## Exercise task
Pictures do not belong in your copy. Repeat all the other data exactly.

## Extracted information
——————
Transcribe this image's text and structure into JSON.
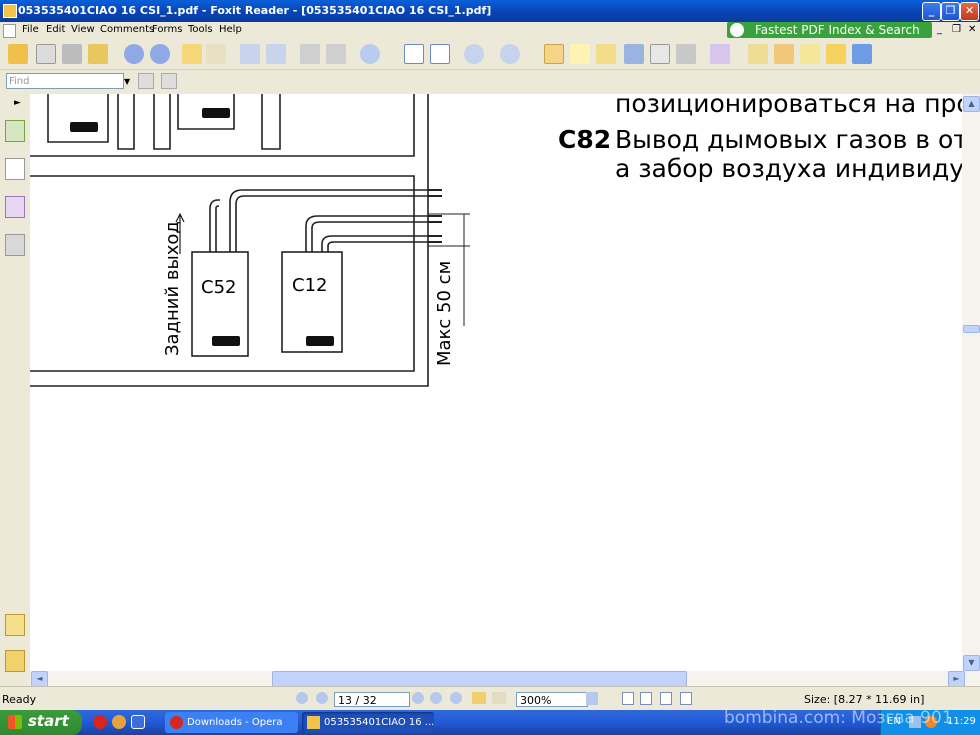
{
  "window": {
    "title": "053535401CIAO 16 CSI_1.pdf - Foxit Reader - [053535401CIAO 16 CSI_1.pdf]"
  },
  "menu": {
    "items": [
      "File",
      "Edit",
      "View",
      "Comments",
      "Forms",
      "Tools",
      "Help"
    ],
    "ad_label": "Fastest PDF Index & Search"
  },
  "find": {
    "placeholder": "Find"
  },
  "document": {
    "line1": "позиционироваться на прот",
    "code": "C82",
    "line2": "Вывод дымовых газов в отд",
    "line3": "а забор воздуха индивидуа.",
    "label_rear": "Задний выход",
    "label_c52": "C52",
    "label_c12": "C12",
    "label_max": "Макс 50 см"
  },
  "status": {
    "ready": "Ready",
    "page": "13 / 32",
    "zoom": "300%",
    "size": "Size: [8.27 * 11.69 in]"
  },
  "taskbar": {
    "start": "start",
    "task1": "Downloads - Opera",
    "task2": "053535401CIAO 16 ...",
    "lang": "EN",
    "clock": "11:29"
  },
  "watermark": "bombina.com: Мозгва 901",
  "colors": {
    "titlebar": "#0a5fd8",
    "taskbar": "#245edb",
    "start": "#3c9a3c",
    "ad": "#39a23c"
  }
}
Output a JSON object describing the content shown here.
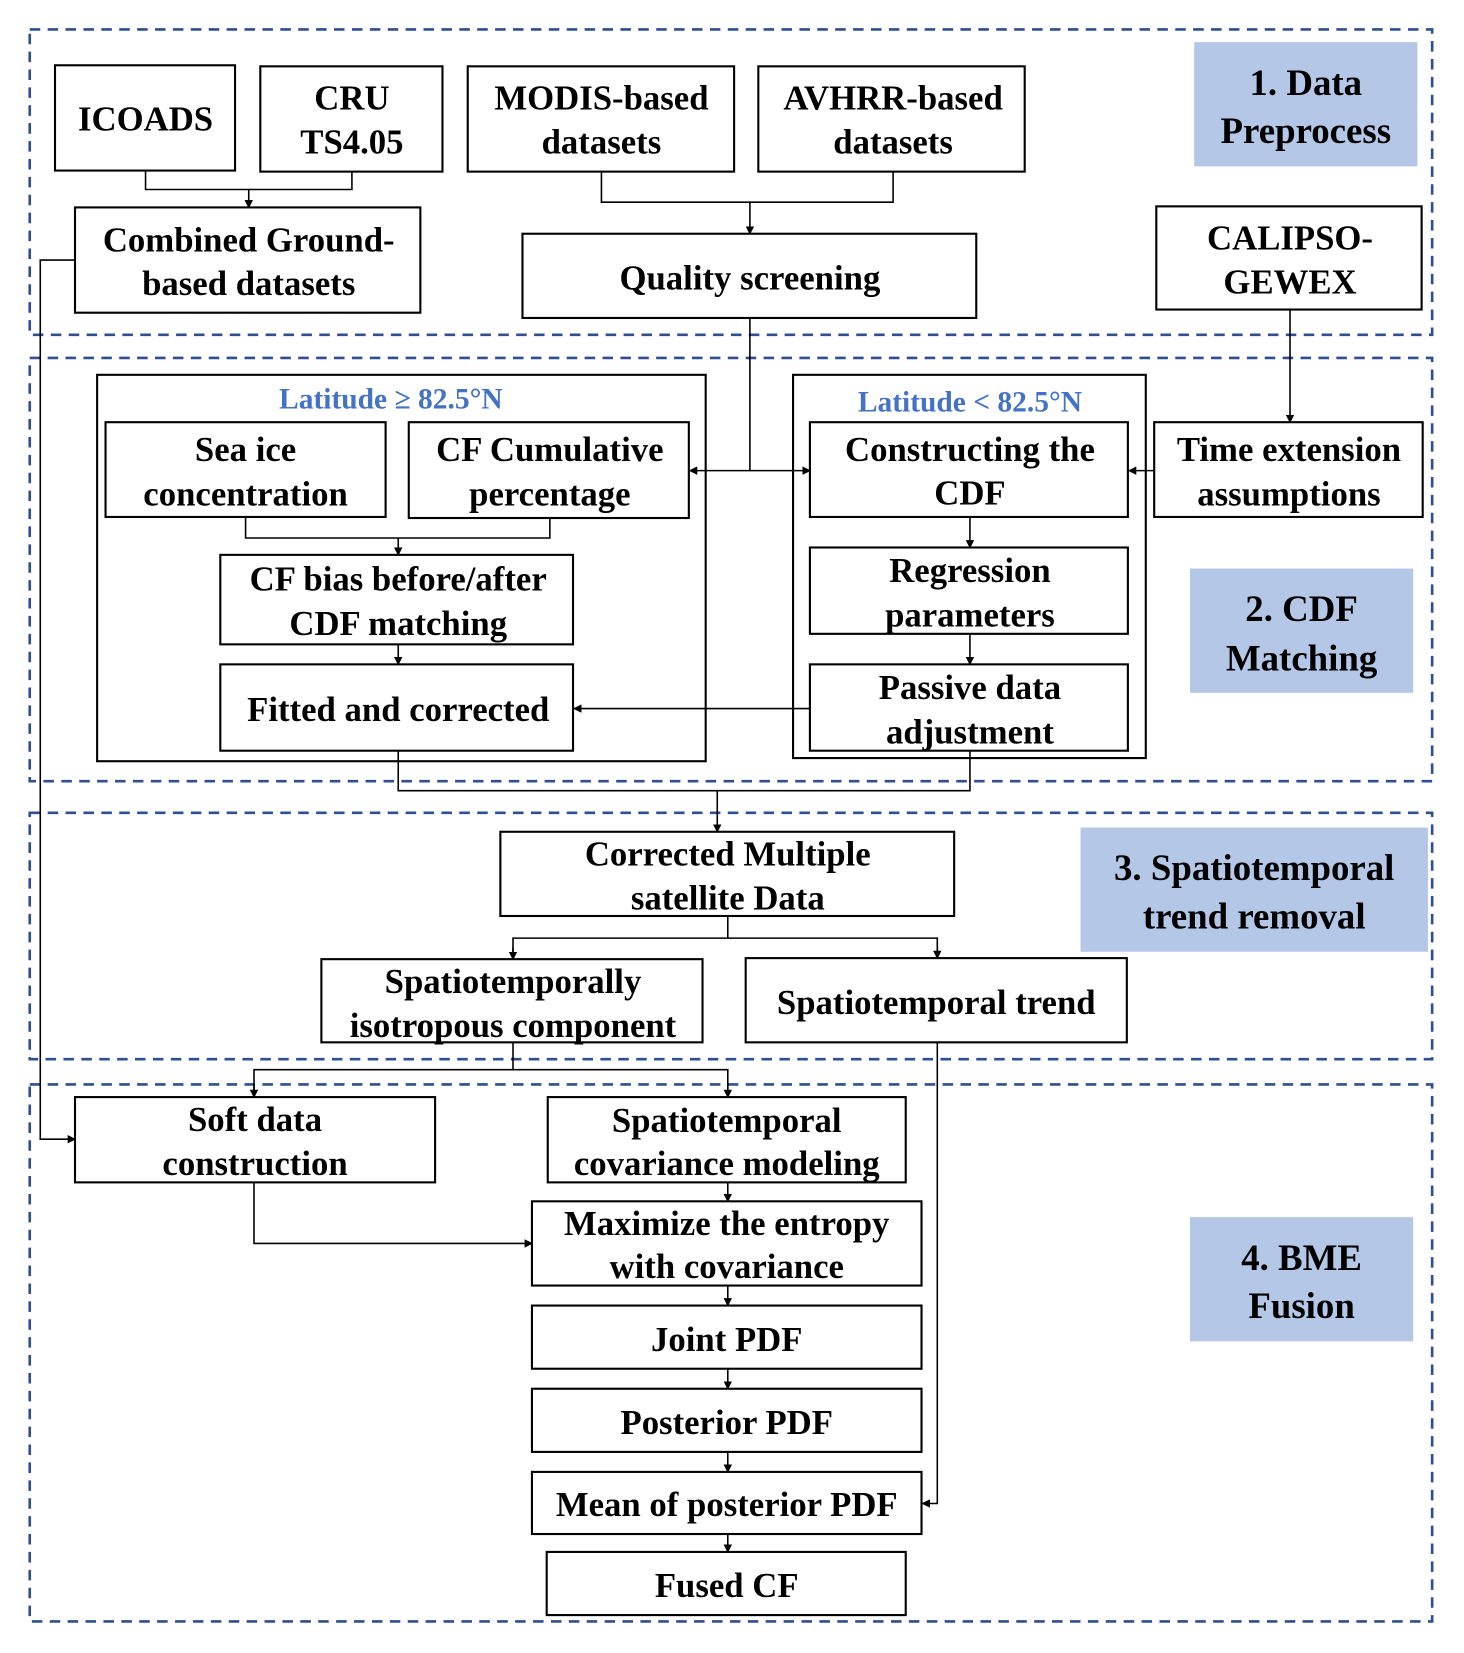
{
  "colors": {
    "section_border": "#2f4f8f",
    "stage_label_fill": "#b4c7e7",
    "latitude_text": "#4472c4"
  },
  "stages": {
    "s1": [
      "1. Data",
      "Preprocess"
    ],
    "s2": [
      "2. CDF",
      "Matching"
    ],
    "s3": [
      "3. Spatiotemporal",
      "trend removal"
    ],
    "s4": [
      "4. BME",
      "Fusion"
    ]
  },
  "groups": {
    "high_lat": "Latitude ≥ 82.5°N",
    "low_lat": "Latitude < 82.5°N"
  },
  "boxes": {
    "icoads": [
      "ICOADS"
    ],
    "cru": [
      "CRU",
      "TS4.05"
    ],
    "modis": [
      "MODIS-based",
      "datasets"
    ],
    "avhrr": [
      "AVHRR-based",
      "datasets"
    ],
    "combined": [
      "Combined Ground-",
      "based datasets"
    ],
    "quality": [
      "Quality screening"
    ],
    "calipso": [
      "CALIPSO-",
      "GEWEX"
    ],
    "sea_ice": [
      "Sea ice",
      "concentration"
    ],
    "cf_cum": [
      "CF Cumulative",
      "percentage"
    ],
    "cf_bias": [
      "CF bias before/after",
      "CDF matching"
    ],
    "fitted": [
      "Fitted and corrected"
    ],
    "constructing": [
      "Constructing the",
      "CDF"
    ],
    "regression": [
      "Regression",
      "parameters"
    ],
    "passive": [
      "Passive data",
      "adjustment"
    ],
    "time_ext": [
      "Time extension",
      "assumptions"
    ],
    "corrected": [
      "Corrected Multiple",
      "satellite Data"
    ],
    "isotropous": [
      "Spatiotemporally",
      "isotropous component"
    ],
    "trend": [
      "Spatiotemporal trend"
    ],
    "soft": [
      "Soft data",
      "construction"
    ],
    "covariance": [
      "Spatiotemporal",
      "covariance modeling"
    ],
    "maximize": [
      "Maximize the entropy",
      "with covariance"
    ],
    "joint": [
      "Joint PDF"
    ],
    "posterior": [
      "Posterior PDF"
    ],
    "mean": [
      "Mean of posterior PDF"
    ],
    "fused": [
      "Fused CF"
    ]
  }
}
——————
## Completed task
Transcribe this image's text and structure into JSON.
{
  "window": {
    "title": "053535401CIAO 16 CSI_1.pdf - Foxit Reader - [053535401CIAO 16 CSI_1.pdf]"
  },
  "menu": {
    "items": [
      "File",
      "Edit",
      "View",
      "Comments",
      "Forms",
      "Tools",
      "Help"
    ],
    "ad_label": "Fastest PDF Index & Search"
  },
  "find": {
    "placeholder": "Find"
  },
  "document": {
    "line1": "позиционироваться на прот",
    "code": "C82",
    "line2": "Вывод дымовых газов в отд",
    "line3": "а забор воздуха индивидуа.",
    "label_rear": "Задний выход",
    "label_c52": "C52",
    "label_c12": "C12",
    "label_max": "Макс 50 см"
  },
  "status": {
    "ready": "Ready",
    "page": "13 / 32",
    "zoom": "300%",
    "size": "Size: [8.27 * 11.69 in]"
  },
  "taskbar": {
    "start": "start",
    "task1": "Downloads - Opera",
    "task2": "053535401CIAO 16 ...",
    "lang": "EN",
    "clock": "11:29"
  },
  "watermark": "bombina.com: Мозгва 901",
  "colors": {
    "titlebar": "#0a5fd8",
    "taskbar": "#245edb",
    "start": "#3c9a3c",
    "ad": "#39a23c"
  }
}
Output a JSON object describing the content shown here.
{
  "colors": {
    "section_border": "#2f4f8f",
    "stage_label_fill": "#b4c7e7",
    "latitude_text": "#4472c4"
  },
  "stages": {
    "s1": [
      "1. Data",
      "Preprocess"
    ],
    "s2": [
      "2. CDF",
      "Matching"
    ],
    "s3": [
      "3. Spatiotemporal",
      "trend removal"
    ],
    "s4": [
      "4. BME",
      "Fusion"
    ]
  },
  "groups": {
    "high_lat": "Latitude ≥ 82.5°N",
    "low_lat": "Latitude < 82.5°N"
  },
  "boxes": {
    "icoads": [
      "ICOADS"
    ],
    "cru": [
      "CRU",
      "TS4.05"
    ],
    "modis": [
      "MODIS-based",
      "datasets"
    ],
    "avhrr": [
      "AVHRR-based",
      "datasets"
    ],
    "combined": [
      "Combined Ground-",
      "based datasets"
    ],
    "quality": [
      "Quality screening"
    ],
    "calipso": [
      "CALIPSO-",
      "GEWEX"
    ],
    "sea_ice": [
      "Sea ice",
      "concentration"
    ],
    "cf_cum": [
      "CF Cumulative",
      "percentage"
    ],
    "cf_bias": [
      "CF bias before/after",
      "CDF matching"
    ],
    "fitted": [
      "Fitted and corrected"
    ],
    "constructing": [
      "Constructing the",
      "CDF"
    ],
    "regression": [
      "Regression",
      "parameters"
    ],
    "passive": [
      "Passive data",
      "adjustment"
    ],
    "time_ext": [
      "Time extension",
      "assumptions"
    ],
    "corrected": [
      "Corrected Multiple",
      "satellite Data"
    ],
    "isotropous": [
      "Spatiotemporally",
      "isotropous component"
    ],
    "trend": [
      "Spatiotemporal trend"
    ],
    "soft": [
      "Soft data",
      "construction"
    ],
    "covariance": [
      "Spatiotemporal",
      "covariance modeling"
    ],
    "maximize": [
      "Maximize the entropy",
      "with covariance"
    ],
    "joint": [
      "Joint PDF"
    ],
    "posterior": [
      "Posterior PDF"
    ],
    "mean": [
      "Mean of posterior PDF"
    ],
    "fused": [
      "Fused CF"
    ]
  }
}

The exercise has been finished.